-- start Excerpted data --
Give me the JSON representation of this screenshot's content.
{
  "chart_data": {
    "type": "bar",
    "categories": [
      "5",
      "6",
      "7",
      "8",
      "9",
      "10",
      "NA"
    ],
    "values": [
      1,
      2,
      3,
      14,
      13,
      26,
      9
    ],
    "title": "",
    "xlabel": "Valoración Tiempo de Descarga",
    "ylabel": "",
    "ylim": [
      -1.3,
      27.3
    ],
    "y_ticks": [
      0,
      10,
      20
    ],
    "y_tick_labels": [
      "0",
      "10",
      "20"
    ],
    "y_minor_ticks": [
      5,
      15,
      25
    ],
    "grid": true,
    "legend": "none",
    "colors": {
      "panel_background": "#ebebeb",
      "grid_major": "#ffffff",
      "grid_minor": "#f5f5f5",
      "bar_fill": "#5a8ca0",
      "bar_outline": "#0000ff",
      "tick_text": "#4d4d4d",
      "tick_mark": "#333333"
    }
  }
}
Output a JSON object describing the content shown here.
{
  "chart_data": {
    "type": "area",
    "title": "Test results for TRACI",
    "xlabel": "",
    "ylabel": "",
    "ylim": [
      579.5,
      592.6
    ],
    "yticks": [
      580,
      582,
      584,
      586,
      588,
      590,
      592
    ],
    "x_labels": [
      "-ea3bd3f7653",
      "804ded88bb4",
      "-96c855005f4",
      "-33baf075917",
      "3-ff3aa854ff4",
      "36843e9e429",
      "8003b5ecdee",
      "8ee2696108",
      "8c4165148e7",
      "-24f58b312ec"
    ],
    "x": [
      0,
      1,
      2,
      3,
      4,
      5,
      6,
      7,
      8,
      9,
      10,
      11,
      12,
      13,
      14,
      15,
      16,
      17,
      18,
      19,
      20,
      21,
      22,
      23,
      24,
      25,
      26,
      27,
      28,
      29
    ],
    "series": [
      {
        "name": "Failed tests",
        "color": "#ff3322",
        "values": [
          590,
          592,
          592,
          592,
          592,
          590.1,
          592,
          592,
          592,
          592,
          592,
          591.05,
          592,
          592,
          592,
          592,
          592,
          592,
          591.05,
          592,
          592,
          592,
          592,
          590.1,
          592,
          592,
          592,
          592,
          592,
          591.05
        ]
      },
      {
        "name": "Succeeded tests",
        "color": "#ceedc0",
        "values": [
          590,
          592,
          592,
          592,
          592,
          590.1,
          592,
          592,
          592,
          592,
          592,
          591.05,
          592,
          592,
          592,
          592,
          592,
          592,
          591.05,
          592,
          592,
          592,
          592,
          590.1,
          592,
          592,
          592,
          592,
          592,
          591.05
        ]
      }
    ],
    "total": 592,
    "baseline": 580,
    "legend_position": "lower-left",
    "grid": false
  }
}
-- end Excerpted data --
What is required: Write out the whole listing exactly.

Task response:
Give me the JSON representation of this screenshot's content.
{
  "chart_data": {
    "type": "bar",
    "categories": [
      "5",
      "6",
      "7",
      "8",
      "9",
      "10",
      "NA"
    ],
    "values": [
      1,
      2,
      3,
      14,
      13,
      26,
      9
    ],
    "title": "",
    "xlabel": "Valoración Tiempo de Descarga",
    "ylabel": "",
    "ylim": [
      -1.3,
      27.3
    ],
    "y_ticks": [
      0,
      10,
      20
    ],
    "y_tick_labels": [
      "0",
      "10",
      "20"
    ],
    "y_minor_ticks": [
      5,
      15,
      25
    ],
    "grid": true,
    "legend": "none",
    "colors": {
      "panel_background": "#ebebeb",
      "grid_major": "#ffffff",
      "grid_minor": "#f5f5f5",
      "bar_fill": "#5a8ca0",
      "bar_outline": "#0000ff",
      "tick_text": "#4d4d4d",
      "tick_mark": "#333333"
    }
  }
}
Output a JSON object describing the content shown here.
{
  "chart_data": {
    "type": "area",
    "title": "Test results for TRACI",
    "xlabel": "",
    "ylabel": "",
    "ylim": [
      579.5,
      592.6
    ],
    "yticks": [
      580,
      582,
      584,
      586,
      588,
      590,
      592
    ],
    "x_labels": [
      "-ea3bd3f7653",
      "804ded88bb4",
      "-96c855005f4",
      "-33baf075917",
      "3-ff3aa854ff4",
      "36843e9e429",
      "8003b5ecdee",
      "8ee2696108",
      "8c4165148e7",
      "-24f58b312ec"
    ],
    "x": [
      0,
      1,
      2,
      3,
      4,
      5,
      6,
      7,
      8,
      9,
      10,
      11,
      12,
      13,
      14,
      15,
      16,
      17,
      18,
      19,
      20,
      21,
      22,
      23,
      24,
      25,
      26,
      27,
      28,
      29
    ],
    "series": [
      {
        "name": "Failed tests",
        "color": "#ff3322",
        "values": [
          590,
          592,
          592,
          592,
          592,
          590.1,
          592,
          592,
          592,
          592,
          592,
          591.05,
          592,
          592,
          592,
          592,
          592,
          592,
          591.05,
          592,
          592,
          592,
          592,
          590.1,
          592,
          592,
          592,
          592,
          592,
          591.05
        ]
      },
      {
        "name": "Succeeded tests",
        "color": "#ceedc0",
        "values": [
          590,
          592,
          592,
          592,
          592,
          590.1,
          592,
          592,
          592,
          592,
          592,
          591.05,
          592,
          592,
          592,
          592,
          592,
          592,
          591.05,
          592,
          592,
          592,
          592,
          590.1,
          592,
          592,
          592,
          592,
          592,
          591.05
        ]
      }
    ],
    "total": 592,
    "baseline": 580,
    "legend_position": "lower-left",
    "grid": false
  }
}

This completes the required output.